INSTRUCTIONS TO FOLLOW: Collect all lines from the records below that include the word "text".

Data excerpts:
○ ○ ○ ○ ○

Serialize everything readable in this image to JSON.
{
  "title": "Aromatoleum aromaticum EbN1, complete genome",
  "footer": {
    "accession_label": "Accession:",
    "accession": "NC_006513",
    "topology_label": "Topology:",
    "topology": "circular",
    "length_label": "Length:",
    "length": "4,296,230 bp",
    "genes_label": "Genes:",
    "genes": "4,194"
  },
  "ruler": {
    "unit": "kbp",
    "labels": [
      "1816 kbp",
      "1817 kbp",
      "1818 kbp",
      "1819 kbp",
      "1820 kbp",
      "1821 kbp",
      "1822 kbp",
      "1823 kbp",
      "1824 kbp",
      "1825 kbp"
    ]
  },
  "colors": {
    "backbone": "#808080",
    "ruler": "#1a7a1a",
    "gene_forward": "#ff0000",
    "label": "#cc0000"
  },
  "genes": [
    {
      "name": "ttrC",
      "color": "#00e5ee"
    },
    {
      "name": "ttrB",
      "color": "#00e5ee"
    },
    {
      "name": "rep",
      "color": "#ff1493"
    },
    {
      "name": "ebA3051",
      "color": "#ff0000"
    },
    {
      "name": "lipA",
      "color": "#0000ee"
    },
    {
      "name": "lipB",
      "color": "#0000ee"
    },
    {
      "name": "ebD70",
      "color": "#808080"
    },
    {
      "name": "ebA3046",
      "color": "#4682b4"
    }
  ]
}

○ ○ ○ ○ ○

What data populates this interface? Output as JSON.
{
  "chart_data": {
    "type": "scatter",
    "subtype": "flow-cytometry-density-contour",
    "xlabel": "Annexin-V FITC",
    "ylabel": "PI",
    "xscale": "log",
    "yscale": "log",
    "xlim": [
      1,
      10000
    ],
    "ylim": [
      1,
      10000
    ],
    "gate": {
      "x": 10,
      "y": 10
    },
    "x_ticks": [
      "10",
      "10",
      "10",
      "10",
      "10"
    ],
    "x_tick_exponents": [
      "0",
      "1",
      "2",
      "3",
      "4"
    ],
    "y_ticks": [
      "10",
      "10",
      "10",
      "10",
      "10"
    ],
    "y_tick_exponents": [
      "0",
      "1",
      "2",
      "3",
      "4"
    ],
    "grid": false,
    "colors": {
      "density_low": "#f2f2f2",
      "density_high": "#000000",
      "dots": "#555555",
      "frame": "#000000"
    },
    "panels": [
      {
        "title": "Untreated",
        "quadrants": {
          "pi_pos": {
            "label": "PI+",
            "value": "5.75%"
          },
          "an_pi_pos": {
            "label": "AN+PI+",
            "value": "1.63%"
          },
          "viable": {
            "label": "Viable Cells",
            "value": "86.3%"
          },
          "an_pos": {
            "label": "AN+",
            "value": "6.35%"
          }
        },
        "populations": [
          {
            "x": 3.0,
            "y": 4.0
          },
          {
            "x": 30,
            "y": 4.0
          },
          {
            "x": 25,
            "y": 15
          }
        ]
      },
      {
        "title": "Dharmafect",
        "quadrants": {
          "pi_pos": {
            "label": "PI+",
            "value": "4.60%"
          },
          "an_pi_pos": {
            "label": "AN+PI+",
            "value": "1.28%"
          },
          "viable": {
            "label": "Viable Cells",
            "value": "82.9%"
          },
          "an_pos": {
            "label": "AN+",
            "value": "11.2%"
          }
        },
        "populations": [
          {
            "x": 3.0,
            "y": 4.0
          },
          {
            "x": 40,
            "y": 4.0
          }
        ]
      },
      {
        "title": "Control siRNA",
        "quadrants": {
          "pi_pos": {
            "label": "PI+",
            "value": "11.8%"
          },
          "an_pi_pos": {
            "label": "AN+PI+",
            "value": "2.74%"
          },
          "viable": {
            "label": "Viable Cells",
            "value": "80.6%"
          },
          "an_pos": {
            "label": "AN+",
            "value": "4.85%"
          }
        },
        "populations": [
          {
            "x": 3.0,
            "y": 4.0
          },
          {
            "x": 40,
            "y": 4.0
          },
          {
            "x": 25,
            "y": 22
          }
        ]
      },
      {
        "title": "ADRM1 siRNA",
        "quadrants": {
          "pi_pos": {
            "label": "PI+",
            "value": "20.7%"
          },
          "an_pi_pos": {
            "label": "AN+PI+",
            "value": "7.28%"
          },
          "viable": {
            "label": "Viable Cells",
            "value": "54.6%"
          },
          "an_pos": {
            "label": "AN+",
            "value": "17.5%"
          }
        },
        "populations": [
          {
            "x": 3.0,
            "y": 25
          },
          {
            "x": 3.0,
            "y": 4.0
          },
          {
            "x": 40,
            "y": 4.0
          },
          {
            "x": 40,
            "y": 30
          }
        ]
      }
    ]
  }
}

○ ○ ○ ○ ○

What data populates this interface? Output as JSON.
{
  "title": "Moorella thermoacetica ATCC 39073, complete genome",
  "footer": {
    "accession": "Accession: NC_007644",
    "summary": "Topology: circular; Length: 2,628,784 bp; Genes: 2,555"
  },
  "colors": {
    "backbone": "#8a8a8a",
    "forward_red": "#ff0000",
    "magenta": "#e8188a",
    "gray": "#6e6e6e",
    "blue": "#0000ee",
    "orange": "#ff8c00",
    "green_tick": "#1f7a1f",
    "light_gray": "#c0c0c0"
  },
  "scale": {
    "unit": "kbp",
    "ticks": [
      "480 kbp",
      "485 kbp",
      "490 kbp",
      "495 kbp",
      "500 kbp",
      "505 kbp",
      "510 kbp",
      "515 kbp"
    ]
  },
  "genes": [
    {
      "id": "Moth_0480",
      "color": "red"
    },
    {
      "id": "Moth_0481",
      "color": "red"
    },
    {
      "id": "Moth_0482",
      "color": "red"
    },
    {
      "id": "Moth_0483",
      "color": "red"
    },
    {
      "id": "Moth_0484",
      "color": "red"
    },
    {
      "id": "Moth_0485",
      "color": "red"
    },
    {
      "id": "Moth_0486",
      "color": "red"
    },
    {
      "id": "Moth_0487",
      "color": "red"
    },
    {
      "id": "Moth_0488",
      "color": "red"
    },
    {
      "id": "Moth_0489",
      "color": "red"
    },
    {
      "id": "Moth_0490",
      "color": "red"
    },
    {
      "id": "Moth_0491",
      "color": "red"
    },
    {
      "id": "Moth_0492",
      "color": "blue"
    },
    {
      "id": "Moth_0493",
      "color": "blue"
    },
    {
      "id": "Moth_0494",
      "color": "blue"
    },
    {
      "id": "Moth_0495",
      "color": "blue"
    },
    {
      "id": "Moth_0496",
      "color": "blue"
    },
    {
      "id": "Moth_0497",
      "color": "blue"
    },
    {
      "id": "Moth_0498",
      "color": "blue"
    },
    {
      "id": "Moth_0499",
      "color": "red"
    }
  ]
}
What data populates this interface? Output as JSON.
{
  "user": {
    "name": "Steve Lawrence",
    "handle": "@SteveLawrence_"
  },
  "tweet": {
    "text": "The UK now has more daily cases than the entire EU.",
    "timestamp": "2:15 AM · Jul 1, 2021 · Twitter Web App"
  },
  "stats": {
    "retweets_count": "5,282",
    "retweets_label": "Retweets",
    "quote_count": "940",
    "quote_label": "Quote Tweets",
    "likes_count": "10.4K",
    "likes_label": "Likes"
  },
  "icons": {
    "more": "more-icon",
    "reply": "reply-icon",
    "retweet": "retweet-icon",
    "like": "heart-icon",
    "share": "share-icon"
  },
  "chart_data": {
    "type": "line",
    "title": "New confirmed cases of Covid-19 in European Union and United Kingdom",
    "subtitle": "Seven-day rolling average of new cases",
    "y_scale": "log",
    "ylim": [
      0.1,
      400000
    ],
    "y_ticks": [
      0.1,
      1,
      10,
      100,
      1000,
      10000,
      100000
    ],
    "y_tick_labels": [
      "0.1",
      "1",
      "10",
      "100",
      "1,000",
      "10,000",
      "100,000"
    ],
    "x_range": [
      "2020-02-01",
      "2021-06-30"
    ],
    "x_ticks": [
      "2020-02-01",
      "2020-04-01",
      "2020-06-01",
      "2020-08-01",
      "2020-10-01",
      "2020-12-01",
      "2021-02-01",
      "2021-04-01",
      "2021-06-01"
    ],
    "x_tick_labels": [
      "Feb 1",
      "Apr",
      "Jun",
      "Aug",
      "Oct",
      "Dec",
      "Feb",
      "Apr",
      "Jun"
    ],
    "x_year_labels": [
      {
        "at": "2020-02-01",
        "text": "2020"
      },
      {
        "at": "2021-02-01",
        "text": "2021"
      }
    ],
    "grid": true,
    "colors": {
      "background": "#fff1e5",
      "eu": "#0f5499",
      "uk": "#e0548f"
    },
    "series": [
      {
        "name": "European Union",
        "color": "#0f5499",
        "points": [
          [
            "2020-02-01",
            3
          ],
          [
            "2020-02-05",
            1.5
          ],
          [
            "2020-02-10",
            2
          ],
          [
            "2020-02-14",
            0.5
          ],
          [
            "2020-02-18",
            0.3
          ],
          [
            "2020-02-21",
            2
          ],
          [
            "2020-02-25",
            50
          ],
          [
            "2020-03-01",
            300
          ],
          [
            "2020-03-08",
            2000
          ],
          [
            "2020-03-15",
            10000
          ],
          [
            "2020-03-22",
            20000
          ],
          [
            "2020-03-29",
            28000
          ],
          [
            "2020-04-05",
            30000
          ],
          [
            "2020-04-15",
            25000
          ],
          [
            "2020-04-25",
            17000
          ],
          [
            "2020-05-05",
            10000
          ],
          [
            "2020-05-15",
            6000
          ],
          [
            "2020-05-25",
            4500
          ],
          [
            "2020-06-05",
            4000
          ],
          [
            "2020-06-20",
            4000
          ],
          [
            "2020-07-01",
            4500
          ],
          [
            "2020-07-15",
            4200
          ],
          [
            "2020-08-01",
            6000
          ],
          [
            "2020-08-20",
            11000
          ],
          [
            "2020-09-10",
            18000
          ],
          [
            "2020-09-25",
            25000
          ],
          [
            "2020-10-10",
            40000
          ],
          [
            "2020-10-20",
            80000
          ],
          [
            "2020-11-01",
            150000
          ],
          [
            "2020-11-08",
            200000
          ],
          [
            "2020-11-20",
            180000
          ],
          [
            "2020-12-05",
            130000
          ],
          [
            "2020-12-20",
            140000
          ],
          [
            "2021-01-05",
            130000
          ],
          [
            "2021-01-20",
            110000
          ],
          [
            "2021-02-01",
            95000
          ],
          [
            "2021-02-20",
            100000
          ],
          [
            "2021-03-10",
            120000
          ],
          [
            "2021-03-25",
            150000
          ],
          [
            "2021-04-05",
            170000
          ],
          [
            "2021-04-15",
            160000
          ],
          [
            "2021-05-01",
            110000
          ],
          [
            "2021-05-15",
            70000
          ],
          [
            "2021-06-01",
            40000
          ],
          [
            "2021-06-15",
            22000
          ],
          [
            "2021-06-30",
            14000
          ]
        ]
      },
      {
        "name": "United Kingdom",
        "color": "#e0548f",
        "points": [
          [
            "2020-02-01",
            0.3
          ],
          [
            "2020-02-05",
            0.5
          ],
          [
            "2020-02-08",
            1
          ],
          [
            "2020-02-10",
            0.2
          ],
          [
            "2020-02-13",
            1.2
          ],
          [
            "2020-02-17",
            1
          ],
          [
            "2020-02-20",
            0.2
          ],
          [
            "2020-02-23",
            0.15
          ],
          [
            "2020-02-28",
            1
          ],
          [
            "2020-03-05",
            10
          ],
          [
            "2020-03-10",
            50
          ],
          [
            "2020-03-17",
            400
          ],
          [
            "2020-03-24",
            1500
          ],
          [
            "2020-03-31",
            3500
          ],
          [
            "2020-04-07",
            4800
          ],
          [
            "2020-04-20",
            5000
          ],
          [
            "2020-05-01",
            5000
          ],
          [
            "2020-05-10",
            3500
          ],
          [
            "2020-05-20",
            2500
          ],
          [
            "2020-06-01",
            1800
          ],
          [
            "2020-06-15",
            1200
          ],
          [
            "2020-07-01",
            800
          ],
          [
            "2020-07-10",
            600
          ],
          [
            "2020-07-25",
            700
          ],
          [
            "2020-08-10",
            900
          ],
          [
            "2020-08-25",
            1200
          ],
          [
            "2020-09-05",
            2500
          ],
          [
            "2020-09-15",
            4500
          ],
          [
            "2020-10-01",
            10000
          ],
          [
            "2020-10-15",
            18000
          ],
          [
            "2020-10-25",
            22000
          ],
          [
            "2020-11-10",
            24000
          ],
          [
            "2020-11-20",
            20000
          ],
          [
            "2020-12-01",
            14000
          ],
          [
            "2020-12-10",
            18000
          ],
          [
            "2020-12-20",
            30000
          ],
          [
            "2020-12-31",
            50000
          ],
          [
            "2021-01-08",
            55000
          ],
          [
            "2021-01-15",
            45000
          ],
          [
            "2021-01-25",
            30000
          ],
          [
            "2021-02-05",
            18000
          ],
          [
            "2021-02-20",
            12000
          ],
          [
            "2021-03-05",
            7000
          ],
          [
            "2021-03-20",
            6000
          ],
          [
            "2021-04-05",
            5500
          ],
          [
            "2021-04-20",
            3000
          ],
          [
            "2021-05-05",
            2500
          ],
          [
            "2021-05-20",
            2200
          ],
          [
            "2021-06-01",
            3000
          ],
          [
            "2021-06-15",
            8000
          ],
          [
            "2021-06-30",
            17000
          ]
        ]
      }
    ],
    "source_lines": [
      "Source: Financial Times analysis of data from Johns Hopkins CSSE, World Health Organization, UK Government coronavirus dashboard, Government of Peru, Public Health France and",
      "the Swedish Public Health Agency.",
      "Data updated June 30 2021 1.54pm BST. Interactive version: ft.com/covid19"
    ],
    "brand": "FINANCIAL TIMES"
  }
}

○ ○ ○ ○ ○

RESULT OF THIS TASK:
    "text": "The UK now has more daily cases than the entire EU.",
        "text": "2020"
        "text": "2021"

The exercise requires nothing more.